* _Task instructions_
Write out the material again word for word, dropping any images it holds.

── Given information ──

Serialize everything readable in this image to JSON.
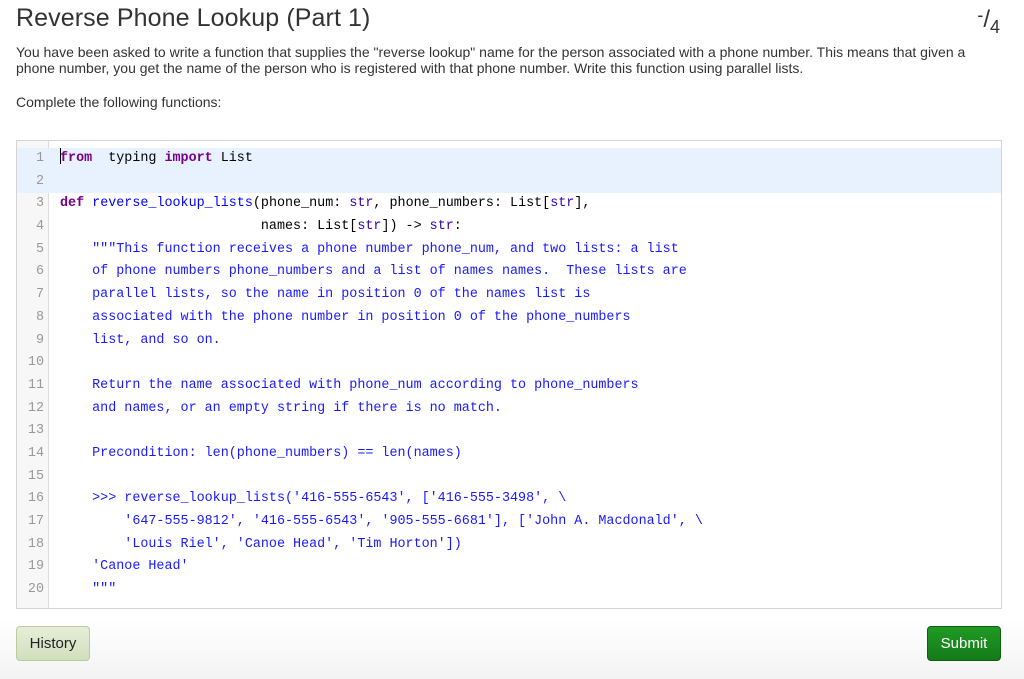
{
  "page": {
    "title": "Reverse Phone Lookup (Part 1)",
    "score": {
      "earned": "-",
      "total": "4"
    },
    "description": "You have been asked to write a function that supplies the \"reverse lookup\" name for the person associated with a phone number. This means that given a phone number, you get the name of the person who is registered with that phone number. Write this function using parallel lists.",
    "instructions": "Complete the following functions:"
  },
  "editor": {
    "active_lines": [
      1,
      2
    ],
    "lines": [
      {
        "n": "1",
        "tokens": [
          [
            "kw",
            "from"
          ],
          [
            "",
            "  typing "
          ],
          [
            "kw",
            "import"
          ],
          [
            "",
            " List"
          ]
        ]
      },
      {
        "n": "2",
        "tokens": []
      },
      {
        "n": "3",
        "tokens": [
          [
            "def-kw",
            "def"
          ],
          [
            "",
            " "
          ],
          [
            "fn",
            "reverse_lookup_lists"
          ],
          [
            "",
            "(phone_num: "
          ],
          [
            "builtin",
            "str"
          ],
          [
            "",
            ", phone_numbers: List["
          ],
          [
            "builtin",
            "str"
          ],
          [
            "",
            "],"
          ]
        ]
      },
      {
        "n": "4",
        "tokens": [
          [
            "",
            "                         names: List["
          ],
          [
            "builtin",
            "str"
          ],
          [
            "",
            "]) -> "
          ],
          [
            "builtin",
            "str"
          ],
          [
            "",
            ":"
          ]
        ]
      },
      {
        "n": "5",
        "tokens": [
          [
            "doc",
            "    \"\"\"This function receives a phone number phone_num, and two lists: a list"
          ]
        ]
      },
      {
        "n": "6",
        "tokens": [
          [
            "doc",
            "    of phone numbers phone_numbers and a list of names names.  These lists are"
          ]
        ]
      },
      {
        "n": "7",
        "tokens": [
          [
            "doc",
            "    parallel lists, so the name in position 0 of the names list is"
          ]
        ]
      },
      {
        "n": "8",
        "tokens": [
          [
            "doc",
            "    associated with the phone number in position 0 of the phone_numbers"
          ]
        ]
      },
      {
        "n": "9",
        "tokens": [
          [
            "doc",
            "    list, and so on."
          ]
        ]
      },
      {
        "n": "10",
        "tokens": []
      },
      {
        "n": "11",
        "tokens": [
          [
            "doc",
            "    Return the name associated with phone_num according to phone_numbers"
          ]
        ]
      },
      {
        "n": "12",
        "tokens": [
          [
            "doc",
            "    and names, or an empty string if there is no match."
          ]
        ]
      },
      {
        "n": "13",
        "tokens": []
      },
      {
        "n": "14",
        "tokens": [
          [
            "doc",
            "    Precondition: len(phone_numbers) == len(names)"
          ]
        ]
      },
      {
        "n": "15",
        "tokens": []
      },
      {
        "n": "16",
        "tokens": [
          [
            "doc",
            "    >>> reverse_lookup_lists('416-555-6543', ['416-555-3498', \\"
          ]
        ]
      },
      {
        "n": "17",
        "tokens": [
          [
            "doc",
            "        '647-555-9812', '416-555-6543', '905-555-6681'], ['John A. Macdonald', \\"
          ]
        ]
      },
      {
        "n": "18",
        "tokens": [
          [
            "doc",
            "        'Louis Riel', 'Canoe Head', 'Tim Horton'])"
          ]
        ]
      },
      {
        "n": "19",
        "tokens": [
          [
            "doc",
            "    'Canoe Head'"
          ]
        ]
      },
      {
        "n": "20",
        "tokens": [
          [
            "doc",
            "    \"\"\""
          ]
        ]
      }
    ]
  },
  "buttons": {
    "history": "History",
    "submit": "Submit"
  }
}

───

* _Result of the task_
Serialize everything readable in this image to JSON.
{
  "page": {
    "title": "Reverse Phone Lookup (Part 1)",
    "score": {
      "earned": "-",
      "total": "4"
    },
    "description": "You have been asked to write a function that supplies the \"reverse lookup\" name for the person associated with a phone number. This means that given a phone number, you get the name of the person who is registered with that phone number. Write this function using parallel lists.",
    "instructions": "Complete the following functions:"
  },
  "editor": {
    "active_lines": [
      1,
      2
    ],
    "lines": [
      {
        "n": "1",
        "tokens": [
          [
            "kw",
            "from"
          ],
          [
            "",
            "  typing "
          ],
          [
            "kw",
            "import"
          ],
          [
            "",
            " List"
          ]
        ]
      },
      {
        "n": "2",
        "tokens": []
      },
      {
        "n": "3",
        "tokens": [
          [
            "def-kw",
            "def"
          ],
          [
            "",
            " "
          ],
          [
            "fn",
            "reverse_lookup_lists"
          ],
          [
            "",
            "(phone_num: "
          ],
          [
            "builtin",
            "str"
          ],
          [
            "",
            ", phone_numbers: List["
          ],
          [
            "builtin",
            "str"
          ],
          [
            "",
            "],"
          ]
        ]
      },
      {
        "n": "4",
        "tokens": [
          [
            "",
            "                         names: List["
          ],
          [
            "builtin",
            "str"
          ],
          [
            "",
            "]) -> "
          ],
          [
            "builtin",
            "str"
          ],
          [
            "",
            ":"
          ]
        ]
      },
      {
        "n": "5",
        "tokens": [
          [
            "doc",
            "    \"\"\"This function receives a phone number phone_num, and two lists: a list"
          ]
        ]
      },
      {
        "n": "6",
        "tokens": [
          [
            "doc",
            "    of phone numbers phone_numbers and a list of names names.  These lists are"
          ]
        ]
      },
      {
        "n": "7",
        "tokens": [
          [
            "doc",
            "    parallel lists, so the name in position 0 of the names list is"
          ]
        ]
      },
      {
        "n": "8",
        "tokens": [
          [
            "doc",
            "    associated with the phone number in position 0 of the phone_numbers"
          ]
        ]
      },
      {
        "n": "9",
        "tokens": [
          [
            "doc",
            "    list, and so on."
          ]
        ]
      },
      {
        "n": "10",
        "tokens": []
      },
      {
        "n": "11",
        "tokens": [
          [
            "doc",
            "    Return the name associated with phone_num according to phone_numbers"
          ]
        ]
      },
      {
        "n": "12",
        "tokens": [
          [
            "doc",
            "    and names, or an empty string if there is no match."
          ]
        ]
      },
      {
        "n": "13",
        "tokens": []
      },
      {
        "n": "14",
        "tokens": [
          [
            "doc",
            "    Precondition: len(phone_numbers) == len(names)"
          ]
        ]
      },
      {
        "n": "15",
        "tokens": []
      },
      {
        "n": "16",
        "tokens": [
          [
            "doc",
            "    >>> reverse_lookup_lists('416-555-6543', ['416-555-3498', \\"
          ]
        ]
      },
      {
        "n": "17",
        "tokens": [
          [
            "doc",
            "        '647-555-9812', '416-555-6543', '905-555-6681'], ['John A. Macdonald', \\"
          ]
        ]
      },
      {
        "n": "18",
        "tokens": [
          [
            "doc",
            "        'Louis Riel', 'Canoe Head', 'Tim Horton'])"
          ]
        ]
      },
      {
        "n": "19",
        "tokens": [
          [
            "doc",
            "    'Canoe Head'"
          ]
        ]
      },
      {
        "n": "20",
        "tokens": [
          [
            "doc",
            "    \"\"\""
          ]
        ]
      }
    ]
  },
  "buttons": {
    "history": "History",
    "submit": "Submit"
  }
}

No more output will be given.